*Collected data entries*.
»»

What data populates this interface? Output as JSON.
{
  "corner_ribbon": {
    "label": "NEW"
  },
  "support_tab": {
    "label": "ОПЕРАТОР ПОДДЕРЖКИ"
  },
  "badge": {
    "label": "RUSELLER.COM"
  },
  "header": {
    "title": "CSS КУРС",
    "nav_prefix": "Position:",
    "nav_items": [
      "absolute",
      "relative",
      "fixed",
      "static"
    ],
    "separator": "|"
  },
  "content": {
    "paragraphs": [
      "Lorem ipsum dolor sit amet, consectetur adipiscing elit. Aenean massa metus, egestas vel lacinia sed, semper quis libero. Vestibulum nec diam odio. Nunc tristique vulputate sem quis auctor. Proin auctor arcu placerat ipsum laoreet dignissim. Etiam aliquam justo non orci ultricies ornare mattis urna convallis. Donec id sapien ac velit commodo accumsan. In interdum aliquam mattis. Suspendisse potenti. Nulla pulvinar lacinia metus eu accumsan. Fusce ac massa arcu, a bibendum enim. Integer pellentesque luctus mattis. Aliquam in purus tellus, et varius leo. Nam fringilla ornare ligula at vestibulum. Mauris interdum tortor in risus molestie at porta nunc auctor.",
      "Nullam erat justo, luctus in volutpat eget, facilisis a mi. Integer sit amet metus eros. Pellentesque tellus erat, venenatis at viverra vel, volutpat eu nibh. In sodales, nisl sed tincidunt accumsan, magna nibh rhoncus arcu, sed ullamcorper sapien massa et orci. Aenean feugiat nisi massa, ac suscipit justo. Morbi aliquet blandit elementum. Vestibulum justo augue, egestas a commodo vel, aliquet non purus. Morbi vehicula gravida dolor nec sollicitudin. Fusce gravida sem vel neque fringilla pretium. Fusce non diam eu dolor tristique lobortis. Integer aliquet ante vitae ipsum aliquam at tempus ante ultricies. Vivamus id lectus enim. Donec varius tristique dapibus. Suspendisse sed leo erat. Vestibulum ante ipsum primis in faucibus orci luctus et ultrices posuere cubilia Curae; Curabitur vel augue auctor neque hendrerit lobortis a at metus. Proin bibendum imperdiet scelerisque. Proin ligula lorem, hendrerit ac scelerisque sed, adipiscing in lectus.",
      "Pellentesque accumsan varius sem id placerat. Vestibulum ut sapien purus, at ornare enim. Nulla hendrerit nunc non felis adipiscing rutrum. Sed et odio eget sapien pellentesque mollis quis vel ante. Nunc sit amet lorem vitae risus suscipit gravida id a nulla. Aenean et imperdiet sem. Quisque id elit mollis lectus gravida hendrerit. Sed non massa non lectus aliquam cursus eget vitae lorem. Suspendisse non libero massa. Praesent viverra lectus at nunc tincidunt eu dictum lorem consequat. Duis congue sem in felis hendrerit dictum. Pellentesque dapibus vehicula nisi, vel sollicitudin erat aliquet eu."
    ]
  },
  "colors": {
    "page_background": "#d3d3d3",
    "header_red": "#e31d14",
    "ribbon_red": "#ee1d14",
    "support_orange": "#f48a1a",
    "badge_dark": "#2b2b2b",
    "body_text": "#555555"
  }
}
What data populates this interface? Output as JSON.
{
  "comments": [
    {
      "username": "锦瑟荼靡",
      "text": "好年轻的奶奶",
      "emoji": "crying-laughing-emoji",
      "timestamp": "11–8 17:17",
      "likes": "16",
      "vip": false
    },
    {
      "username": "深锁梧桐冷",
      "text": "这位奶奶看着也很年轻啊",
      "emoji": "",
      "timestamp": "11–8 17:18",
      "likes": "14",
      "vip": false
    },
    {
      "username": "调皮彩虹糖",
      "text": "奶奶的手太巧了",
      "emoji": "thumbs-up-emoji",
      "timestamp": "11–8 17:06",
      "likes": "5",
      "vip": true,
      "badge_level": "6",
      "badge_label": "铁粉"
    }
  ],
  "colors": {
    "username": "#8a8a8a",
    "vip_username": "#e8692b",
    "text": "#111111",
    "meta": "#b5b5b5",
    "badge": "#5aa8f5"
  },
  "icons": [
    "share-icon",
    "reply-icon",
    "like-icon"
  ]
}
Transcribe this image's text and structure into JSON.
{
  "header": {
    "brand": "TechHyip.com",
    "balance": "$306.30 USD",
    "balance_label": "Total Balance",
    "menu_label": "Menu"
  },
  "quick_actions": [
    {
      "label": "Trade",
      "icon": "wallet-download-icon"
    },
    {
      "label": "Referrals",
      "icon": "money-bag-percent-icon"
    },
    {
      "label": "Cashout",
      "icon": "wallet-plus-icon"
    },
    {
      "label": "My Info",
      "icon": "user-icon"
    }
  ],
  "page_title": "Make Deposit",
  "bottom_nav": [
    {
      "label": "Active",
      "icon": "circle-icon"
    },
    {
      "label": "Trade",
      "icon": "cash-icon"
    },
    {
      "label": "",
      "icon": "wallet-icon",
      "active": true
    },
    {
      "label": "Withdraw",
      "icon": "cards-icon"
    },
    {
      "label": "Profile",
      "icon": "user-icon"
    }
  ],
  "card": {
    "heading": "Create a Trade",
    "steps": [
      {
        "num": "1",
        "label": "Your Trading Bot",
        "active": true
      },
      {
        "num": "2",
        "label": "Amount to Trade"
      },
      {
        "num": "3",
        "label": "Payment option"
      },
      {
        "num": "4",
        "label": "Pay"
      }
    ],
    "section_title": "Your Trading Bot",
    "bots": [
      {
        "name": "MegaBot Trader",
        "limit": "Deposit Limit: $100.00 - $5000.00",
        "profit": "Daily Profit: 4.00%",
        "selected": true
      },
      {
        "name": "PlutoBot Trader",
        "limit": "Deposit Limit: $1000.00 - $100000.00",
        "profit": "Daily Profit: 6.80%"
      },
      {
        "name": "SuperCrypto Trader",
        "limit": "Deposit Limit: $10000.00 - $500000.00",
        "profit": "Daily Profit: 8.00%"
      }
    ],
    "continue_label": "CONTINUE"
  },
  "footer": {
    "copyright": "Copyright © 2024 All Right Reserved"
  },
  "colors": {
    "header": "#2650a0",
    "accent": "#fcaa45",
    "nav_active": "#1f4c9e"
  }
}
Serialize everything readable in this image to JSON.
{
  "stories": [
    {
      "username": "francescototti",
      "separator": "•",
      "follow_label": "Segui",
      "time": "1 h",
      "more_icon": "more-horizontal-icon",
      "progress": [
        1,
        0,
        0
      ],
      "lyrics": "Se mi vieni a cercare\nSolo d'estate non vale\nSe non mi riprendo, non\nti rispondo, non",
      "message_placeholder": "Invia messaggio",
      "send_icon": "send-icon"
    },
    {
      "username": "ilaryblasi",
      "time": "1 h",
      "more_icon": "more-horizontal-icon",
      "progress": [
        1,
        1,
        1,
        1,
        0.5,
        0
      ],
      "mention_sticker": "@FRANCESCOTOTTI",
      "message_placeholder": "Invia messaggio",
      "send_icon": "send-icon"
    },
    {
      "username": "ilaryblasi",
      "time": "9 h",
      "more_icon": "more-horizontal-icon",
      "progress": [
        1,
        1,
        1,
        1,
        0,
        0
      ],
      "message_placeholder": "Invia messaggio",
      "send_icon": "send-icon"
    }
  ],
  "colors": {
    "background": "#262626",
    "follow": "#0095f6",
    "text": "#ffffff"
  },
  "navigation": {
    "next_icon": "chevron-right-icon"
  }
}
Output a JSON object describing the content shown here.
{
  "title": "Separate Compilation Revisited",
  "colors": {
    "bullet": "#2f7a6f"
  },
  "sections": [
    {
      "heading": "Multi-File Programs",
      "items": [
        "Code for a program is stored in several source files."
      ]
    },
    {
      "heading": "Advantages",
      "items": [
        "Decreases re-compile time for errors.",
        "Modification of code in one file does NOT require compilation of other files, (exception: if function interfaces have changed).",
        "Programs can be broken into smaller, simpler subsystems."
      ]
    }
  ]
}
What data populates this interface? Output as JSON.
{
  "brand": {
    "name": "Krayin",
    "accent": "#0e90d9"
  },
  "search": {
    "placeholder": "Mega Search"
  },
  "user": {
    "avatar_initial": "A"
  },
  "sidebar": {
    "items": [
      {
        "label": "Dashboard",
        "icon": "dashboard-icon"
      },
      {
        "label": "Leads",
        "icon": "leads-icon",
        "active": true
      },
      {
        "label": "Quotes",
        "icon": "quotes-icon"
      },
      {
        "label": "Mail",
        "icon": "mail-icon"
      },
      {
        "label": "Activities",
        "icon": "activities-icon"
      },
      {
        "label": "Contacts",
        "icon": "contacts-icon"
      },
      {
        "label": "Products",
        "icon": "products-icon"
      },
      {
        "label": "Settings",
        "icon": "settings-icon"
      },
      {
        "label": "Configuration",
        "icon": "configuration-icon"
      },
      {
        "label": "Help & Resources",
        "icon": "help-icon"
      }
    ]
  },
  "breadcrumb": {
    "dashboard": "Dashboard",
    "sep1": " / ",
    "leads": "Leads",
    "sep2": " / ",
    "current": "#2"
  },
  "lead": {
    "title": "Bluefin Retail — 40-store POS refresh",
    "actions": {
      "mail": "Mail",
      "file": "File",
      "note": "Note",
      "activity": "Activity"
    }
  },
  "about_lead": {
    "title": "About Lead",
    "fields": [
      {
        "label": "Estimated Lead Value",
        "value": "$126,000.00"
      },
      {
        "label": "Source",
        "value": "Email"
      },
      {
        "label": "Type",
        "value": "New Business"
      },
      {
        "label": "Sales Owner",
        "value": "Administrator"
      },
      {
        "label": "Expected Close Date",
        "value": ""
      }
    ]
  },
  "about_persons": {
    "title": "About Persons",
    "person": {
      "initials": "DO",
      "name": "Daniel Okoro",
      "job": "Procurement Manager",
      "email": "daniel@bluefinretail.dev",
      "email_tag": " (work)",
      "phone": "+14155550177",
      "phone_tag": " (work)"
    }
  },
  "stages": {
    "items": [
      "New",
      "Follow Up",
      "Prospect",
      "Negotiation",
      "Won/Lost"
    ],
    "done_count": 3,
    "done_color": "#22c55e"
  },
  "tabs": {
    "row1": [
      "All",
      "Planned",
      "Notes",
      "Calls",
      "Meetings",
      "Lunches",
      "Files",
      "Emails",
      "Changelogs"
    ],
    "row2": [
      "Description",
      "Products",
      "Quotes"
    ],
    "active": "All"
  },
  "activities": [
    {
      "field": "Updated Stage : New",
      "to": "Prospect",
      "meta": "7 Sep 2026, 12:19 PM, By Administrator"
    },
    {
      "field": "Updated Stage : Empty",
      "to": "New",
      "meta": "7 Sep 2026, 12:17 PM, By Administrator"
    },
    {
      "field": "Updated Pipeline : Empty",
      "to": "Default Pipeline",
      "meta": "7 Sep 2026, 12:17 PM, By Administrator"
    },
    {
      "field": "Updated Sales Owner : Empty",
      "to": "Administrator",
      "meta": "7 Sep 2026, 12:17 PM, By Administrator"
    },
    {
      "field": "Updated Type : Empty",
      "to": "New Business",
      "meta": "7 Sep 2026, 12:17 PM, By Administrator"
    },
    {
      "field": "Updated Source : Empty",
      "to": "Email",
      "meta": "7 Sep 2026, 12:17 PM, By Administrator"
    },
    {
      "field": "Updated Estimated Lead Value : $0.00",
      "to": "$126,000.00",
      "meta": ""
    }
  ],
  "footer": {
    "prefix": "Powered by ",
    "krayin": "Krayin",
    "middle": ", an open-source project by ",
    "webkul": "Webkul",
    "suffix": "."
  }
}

««

*Exercise*.
Output a single number: how many lines contain the word "timestamp".

*Expected answer*.
3